> [Exercise requirements]:
Where a line holds the string "text", return that line.
━━━ Provided records ━━━
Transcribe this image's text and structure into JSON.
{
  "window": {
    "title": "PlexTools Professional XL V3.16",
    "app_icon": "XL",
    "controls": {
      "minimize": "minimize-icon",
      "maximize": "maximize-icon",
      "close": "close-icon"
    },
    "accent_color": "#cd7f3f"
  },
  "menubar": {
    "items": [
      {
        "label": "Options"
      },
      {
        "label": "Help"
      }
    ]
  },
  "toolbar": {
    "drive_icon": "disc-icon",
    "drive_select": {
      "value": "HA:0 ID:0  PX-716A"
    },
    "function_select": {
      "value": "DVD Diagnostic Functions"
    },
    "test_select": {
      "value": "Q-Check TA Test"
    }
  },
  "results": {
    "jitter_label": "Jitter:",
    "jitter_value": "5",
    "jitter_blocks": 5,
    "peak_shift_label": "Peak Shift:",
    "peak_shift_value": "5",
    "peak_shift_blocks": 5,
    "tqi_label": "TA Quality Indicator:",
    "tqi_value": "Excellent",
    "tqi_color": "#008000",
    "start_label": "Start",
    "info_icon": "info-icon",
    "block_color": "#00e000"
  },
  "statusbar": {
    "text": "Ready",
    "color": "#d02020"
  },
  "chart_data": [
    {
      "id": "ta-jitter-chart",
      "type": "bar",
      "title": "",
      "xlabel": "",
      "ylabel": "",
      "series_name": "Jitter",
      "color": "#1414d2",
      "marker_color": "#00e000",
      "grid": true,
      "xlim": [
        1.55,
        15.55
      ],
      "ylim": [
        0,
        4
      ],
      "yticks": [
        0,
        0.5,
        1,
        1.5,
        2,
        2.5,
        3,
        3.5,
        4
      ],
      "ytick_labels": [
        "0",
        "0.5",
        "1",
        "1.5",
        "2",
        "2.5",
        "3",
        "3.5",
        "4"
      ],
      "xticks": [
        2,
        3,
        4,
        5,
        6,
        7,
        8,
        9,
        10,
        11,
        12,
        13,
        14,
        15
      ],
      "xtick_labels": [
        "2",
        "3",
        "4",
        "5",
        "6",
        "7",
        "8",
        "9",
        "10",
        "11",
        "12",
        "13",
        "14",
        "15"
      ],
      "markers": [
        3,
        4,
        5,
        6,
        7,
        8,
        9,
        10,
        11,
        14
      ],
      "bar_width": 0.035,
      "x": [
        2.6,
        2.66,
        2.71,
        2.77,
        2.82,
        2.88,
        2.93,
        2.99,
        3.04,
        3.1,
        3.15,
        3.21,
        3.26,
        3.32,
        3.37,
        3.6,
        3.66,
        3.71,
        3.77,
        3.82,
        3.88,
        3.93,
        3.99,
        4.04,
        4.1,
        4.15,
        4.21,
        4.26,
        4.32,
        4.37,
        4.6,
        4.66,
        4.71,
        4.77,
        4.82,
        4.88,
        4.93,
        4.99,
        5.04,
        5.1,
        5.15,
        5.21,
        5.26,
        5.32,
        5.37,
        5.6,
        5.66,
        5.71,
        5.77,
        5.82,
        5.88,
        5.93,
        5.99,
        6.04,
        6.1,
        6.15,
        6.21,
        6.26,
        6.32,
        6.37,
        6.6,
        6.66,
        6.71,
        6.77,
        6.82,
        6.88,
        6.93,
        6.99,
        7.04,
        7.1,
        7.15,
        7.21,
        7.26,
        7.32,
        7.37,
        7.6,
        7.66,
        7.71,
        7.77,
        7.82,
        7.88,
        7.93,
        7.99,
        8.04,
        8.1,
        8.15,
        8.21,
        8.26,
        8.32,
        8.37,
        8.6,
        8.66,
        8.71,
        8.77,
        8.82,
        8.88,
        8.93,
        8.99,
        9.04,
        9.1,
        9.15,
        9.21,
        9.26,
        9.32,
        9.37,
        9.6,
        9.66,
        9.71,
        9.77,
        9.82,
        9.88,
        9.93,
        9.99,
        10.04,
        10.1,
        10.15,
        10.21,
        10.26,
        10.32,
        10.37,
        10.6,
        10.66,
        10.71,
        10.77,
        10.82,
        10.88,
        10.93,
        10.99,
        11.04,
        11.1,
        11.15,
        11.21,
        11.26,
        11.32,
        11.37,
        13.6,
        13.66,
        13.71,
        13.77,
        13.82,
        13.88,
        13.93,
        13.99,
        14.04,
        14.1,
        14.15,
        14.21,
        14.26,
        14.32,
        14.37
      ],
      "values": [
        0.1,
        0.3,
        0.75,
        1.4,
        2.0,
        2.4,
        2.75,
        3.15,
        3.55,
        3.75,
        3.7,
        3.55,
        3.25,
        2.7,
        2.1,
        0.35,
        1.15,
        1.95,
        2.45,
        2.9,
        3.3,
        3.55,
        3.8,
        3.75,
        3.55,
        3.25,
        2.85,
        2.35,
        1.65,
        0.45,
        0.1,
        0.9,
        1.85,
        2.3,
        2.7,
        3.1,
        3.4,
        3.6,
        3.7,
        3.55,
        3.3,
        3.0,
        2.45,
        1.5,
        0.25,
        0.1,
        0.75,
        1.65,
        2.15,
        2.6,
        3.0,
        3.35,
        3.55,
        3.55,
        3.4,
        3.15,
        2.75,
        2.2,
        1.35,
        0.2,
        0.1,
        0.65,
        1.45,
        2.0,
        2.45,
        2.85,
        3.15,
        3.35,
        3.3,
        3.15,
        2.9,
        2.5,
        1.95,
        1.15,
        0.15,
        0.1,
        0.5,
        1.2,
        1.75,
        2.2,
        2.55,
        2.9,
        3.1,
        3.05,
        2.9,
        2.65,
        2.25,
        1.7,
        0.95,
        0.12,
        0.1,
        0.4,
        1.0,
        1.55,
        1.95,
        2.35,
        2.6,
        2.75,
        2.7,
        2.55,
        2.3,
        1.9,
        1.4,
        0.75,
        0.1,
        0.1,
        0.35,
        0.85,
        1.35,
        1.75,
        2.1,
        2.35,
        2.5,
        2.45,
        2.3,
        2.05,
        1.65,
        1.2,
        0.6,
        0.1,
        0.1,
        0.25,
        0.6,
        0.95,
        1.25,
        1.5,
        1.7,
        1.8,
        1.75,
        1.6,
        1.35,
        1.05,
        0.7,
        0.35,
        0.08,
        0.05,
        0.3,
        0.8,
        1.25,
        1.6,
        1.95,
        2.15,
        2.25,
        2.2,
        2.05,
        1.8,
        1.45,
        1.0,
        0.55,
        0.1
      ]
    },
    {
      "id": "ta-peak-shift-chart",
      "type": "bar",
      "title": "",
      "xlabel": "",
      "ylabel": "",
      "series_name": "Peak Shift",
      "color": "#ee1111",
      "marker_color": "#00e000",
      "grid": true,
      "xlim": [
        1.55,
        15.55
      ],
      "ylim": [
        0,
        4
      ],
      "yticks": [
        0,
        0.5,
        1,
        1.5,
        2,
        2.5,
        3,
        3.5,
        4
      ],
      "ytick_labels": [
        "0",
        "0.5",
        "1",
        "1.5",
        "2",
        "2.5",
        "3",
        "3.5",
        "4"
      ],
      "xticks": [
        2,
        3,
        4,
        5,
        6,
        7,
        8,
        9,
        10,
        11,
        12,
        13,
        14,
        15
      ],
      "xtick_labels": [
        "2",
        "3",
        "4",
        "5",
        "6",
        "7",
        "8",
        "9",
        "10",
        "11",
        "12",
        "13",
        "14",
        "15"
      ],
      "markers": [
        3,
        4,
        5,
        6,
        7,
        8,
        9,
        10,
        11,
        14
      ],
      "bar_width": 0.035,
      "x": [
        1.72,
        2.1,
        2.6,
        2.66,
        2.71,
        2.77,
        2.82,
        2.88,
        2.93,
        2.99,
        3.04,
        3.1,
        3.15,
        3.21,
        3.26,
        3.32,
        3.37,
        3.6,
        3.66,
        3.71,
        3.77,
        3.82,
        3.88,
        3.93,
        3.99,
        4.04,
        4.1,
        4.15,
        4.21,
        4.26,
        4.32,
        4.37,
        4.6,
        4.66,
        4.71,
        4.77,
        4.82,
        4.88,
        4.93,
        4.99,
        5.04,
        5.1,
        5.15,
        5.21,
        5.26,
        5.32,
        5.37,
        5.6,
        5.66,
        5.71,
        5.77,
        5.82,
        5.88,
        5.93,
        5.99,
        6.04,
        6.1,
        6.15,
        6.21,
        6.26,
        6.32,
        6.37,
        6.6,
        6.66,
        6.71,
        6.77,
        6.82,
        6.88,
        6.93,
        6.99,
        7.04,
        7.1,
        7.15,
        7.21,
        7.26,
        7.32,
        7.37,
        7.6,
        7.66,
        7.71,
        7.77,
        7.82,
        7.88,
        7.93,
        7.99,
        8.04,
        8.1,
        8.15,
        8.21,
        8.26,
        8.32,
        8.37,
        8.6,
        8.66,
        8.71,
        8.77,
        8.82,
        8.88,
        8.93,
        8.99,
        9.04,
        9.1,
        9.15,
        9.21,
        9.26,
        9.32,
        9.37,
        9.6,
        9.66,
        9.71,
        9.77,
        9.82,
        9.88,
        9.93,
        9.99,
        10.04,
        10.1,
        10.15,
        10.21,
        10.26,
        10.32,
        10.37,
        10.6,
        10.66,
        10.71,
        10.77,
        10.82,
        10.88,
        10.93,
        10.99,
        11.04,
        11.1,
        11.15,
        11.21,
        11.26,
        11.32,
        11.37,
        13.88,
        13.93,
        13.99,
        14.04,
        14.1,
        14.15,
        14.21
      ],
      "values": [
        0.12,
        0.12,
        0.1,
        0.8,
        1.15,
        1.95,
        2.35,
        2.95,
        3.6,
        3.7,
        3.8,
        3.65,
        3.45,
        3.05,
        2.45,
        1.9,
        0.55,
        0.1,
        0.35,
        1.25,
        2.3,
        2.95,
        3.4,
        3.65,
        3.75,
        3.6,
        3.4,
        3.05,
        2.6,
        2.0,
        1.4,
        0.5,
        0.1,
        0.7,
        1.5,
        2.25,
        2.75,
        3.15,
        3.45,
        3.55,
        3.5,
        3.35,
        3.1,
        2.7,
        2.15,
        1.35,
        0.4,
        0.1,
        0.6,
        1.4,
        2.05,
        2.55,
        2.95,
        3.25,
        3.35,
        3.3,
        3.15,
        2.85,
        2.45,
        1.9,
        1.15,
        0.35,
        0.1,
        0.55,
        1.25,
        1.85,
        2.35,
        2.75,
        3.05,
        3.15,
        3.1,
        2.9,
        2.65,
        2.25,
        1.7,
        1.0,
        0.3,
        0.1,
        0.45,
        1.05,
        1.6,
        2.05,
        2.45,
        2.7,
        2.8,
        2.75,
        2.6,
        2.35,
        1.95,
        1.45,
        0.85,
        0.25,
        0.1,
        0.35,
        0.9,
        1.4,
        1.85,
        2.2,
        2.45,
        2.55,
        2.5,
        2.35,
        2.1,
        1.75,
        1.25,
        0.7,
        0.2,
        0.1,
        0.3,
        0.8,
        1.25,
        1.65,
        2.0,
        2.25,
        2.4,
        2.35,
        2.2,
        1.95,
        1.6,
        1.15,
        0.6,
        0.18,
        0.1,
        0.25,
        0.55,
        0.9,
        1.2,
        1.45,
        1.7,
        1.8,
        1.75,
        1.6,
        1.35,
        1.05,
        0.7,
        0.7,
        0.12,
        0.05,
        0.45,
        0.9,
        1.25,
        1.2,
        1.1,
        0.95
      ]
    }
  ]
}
━━━
> [Written reply]:
Transcribe this image's text and structure into JSON.
    "text": "Ready",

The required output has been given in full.